[GIVEN PROBLEM]
Give only a count of the lines that include the string "мировых".

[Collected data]
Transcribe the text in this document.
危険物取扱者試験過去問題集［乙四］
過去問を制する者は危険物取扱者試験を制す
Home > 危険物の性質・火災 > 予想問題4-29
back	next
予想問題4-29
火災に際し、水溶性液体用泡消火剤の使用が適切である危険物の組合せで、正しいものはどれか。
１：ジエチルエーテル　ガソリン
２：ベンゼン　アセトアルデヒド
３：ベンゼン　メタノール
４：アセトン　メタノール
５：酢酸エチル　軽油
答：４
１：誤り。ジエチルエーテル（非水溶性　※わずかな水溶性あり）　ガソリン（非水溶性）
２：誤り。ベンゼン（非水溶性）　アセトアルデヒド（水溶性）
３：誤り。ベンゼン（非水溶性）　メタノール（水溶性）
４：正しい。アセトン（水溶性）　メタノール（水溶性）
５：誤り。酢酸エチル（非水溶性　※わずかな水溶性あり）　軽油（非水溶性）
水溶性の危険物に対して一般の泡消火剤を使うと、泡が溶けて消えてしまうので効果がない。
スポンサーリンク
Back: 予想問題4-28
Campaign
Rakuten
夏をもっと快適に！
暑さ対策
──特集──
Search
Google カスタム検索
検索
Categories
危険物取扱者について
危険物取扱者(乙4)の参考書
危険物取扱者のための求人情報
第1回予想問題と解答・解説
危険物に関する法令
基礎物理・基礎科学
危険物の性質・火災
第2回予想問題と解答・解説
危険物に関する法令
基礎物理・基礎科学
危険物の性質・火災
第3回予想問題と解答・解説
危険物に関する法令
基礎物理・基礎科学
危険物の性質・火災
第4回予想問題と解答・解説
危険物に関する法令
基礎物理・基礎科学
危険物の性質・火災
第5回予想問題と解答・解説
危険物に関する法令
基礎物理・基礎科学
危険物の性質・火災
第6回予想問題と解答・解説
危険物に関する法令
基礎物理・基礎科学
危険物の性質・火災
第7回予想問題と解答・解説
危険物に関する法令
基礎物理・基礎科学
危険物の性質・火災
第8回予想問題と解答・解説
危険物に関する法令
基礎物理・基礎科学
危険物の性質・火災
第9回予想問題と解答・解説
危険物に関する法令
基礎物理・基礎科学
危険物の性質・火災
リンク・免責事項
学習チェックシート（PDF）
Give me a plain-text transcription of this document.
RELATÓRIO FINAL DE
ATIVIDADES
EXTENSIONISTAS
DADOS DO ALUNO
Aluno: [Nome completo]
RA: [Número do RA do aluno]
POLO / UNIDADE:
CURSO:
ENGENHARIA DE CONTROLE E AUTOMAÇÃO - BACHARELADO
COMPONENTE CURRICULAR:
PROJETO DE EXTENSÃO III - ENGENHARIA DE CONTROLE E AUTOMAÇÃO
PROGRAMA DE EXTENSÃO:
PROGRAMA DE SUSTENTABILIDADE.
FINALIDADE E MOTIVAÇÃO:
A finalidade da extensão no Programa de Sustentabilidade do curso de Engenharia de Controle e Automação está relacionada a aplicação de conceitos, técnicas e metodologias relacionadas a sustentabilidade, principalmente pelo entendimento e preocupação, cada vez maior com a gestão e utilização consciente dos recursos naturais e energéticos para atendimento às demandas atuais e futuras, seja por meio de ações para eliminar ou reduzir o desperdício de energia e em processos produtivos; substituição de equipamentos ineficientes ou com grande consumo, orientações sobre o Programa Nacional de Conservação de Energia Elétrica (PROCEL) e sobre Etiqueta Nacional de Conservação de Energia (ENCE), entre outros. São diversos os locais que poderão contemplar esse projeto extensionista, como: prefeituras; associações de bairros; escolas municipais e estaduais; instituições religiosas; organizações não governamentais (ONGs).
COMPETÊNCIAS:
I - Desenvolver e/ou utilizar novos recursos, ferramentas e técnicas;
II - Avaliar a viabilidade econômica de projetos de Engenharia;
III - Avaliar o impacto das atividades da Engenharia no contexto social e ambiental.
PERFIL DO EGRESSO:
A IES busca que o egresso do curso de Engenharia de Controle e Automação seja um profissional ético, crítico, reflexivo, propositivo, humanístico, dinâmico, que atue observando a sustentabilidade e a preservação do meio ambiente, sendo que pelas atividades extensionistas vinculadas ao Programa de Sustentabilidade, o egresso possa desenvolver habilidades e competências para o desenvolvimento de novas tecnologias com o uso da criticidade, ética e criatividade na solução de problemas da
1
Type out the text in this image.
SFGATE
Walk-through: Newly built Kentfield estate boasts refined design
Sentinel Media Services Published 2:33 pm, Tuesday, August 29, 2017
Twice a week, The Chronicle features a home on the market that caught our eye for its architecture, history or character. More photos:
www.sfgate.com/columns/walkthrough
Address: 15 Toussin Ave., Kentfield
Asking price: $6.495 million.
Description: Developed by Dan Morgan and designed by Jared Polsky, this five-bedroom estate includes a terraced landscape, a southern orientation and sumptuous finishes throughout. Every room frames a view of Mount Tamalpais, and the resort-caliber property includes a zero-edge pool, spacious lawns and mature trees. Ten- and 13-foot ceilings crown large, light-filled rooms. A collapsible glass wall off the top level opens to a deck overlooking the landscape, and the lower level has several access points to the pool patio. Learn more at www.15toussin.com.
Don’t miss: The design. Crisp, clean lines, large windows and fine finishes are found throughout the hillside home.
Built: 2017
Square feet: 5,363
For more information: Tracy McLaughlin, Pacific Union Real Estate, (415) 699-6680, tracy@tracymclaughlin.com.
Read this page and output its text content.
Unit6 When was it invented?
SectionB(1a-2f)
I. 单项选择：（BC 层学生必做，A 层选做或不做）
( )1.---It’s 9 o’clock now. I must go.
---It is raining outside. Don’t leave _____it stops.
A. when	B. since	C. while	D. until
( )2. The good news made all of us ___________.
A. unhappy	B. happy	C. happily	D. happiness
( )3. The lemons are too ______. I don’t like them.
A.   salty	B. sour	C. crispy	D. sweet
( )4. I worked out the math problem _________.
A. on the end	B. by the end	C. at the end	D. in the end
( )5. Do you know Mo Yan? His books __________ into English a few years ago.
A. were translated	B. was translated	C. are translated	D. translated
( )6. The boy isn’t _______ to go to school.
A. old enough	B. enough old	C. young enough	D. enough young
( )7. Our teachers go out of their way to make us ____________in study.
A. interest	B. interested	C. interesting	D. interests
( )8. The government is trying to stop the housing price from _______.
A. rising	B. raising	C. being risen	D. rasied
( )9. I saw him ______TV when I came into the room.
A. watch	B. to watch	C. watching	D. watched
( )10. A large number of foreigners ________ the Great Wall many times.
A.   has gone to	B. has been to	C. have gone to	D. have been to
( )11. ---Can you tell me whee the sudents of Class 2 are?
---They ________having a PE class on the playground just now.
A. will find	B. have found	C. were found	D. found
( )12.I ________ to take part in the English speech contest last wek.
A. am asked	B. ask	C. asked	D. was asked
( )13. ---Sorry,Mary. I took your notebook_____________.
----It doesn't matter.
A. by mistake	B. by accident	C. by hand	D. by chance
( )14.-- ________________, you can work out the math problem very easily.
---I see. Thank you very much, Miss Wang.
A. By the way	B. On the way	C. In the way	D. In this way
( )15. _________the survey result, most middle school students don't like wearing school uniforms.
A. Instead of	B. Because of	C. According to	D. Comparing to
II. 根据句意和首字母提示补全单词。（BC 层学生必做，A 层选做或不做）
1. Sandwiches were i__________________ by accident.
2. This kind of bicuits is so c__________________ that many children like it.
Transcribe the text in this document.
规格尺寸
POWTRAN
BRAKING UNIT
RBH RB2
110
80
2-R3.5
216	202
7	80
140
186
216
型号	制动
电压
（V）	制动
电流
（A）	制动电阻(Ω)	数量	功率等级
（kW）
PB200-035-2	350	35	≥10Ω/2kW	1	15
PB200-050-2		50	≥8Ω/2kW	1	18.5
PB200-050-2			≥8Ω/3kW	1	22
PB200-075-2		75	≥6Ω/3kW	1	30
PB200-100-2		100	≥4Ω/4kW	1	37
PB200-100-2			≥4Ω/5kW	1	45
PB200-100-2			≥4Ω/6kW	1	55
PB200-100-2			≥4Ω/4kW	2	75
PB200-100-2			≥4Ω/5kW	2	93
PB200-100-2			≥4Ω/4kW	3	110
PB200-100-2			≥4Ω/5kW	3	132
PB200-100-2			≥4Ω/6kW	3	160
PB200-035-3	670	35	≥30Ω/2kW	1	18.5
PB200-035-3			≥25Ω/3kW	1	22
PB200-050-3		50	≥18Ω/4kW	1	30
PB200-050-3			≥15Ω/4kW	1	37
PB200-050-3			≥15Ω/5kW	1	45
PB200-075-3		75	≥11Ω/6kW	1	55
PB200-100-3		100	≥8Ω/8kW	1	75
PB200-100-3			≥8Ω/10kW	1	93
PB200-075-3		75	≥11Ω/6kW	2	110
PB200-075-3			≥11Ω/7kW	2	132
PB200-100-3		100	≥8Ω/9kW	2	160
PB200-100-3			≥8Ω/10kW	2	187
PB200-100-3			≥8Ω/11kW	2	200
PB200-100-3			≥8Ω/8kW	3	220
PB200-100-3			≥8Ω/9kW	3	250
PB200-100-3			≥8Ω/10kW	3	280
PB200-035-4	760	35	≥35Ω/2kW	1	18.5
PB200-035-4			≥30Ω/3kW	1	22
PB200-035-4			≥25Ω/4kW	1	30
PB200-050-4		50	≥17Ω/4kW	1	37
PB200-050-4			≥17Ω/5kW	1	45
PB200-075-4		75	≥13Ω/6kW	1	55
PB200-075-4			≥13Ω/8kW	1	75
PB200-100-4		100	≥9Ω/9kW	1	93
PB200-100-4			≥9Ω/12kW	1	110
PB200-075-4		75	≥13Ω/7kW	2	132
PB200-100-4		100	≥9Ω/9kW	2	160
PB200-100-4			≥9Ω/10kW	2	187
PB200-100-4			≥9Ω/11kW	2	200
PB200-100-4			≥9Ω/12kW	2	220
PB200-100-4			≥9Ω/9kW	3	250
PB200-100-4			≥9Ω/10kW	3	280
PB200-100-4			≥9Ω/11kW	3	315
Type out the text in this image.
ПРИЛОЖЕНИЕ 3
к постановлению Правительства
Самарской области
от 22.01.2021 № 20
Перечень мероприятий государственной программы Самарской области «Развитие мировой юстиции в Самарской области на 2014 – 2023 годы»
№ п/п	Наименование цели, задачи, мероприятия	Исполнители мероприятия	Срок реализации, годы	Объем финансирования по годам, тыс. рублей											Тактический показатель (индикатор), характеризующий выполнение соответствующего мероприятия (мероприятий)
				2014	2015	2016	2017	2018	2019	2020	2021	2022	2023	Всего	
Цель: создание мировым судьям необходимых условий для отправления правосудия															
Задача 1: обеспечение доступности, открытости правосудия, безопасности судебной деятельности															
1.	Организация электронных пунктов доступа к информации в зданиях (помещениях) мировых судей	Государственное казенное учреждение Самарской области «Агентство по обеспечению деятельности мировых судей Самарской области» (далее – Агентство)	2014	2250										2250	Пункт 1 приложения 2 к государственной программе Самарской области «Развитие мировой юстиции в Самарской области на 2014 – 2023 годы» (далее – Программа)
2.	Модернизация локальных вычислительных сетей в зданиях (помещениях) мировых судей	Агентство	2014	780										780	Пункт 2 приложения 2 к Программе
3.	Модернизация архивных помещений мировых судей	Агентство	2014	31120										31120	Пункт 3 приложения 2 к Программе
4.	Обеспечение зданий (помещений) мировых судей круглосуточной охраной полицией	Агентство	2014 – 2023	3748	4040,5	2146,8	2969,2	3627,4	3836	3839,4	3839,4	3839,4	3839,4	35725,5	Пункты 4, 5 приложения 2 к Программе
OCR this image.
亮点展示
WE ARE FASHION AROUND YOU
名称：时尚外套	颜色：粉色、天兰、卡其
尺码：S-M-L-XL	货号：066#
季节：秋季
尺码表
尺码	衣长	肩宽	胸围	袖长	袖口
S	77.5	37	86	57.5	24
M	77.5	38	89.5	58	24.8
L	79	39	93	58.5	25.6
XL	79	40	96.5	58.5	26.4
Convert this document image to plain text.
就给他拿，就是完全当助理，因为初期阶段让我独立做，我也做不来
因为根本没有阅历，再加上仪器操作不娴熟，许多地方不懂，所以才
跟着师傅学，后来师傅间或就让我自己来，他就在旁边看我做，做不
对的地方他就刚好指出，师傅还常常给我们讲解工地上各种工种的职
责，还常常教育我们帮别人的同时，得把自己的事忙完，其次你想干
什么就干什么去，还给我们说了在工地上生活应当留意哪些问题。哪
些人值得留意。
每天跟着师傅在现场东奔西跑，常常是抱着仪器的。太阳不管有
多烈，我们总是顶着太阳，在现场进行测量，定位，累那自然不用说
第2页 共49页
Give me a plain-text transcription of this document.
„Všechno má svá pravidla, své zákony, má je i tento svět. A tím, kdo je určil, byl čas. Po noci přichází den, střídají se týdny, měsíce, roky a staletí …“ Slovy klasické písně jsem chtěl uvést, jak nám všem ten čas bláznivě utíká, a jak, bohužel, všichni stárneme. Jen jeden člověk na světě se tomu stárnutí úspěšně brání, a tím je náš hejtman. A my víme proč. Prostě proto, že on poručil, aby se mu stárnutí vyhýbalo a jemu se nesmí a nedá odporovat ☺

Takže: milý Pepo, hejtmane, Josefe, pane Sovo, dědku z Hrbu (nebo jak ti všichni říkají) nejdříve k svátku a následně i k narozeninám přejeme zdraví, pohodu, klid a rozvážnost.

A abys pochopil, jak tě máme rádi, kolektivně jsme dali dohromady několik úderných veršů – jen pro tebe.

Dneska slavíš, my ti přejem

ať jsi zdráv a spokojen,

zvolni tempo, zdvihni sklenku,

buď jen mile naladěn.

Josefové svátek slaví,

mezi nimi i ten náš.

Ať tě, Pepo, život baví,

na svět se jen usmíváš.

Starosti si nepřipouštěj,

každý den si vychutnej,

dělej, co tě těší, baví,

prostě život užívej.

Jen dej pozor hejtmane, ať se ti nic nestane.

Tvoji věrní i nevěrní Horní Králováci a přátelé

[OUTPUT FOR THIS TASK]
4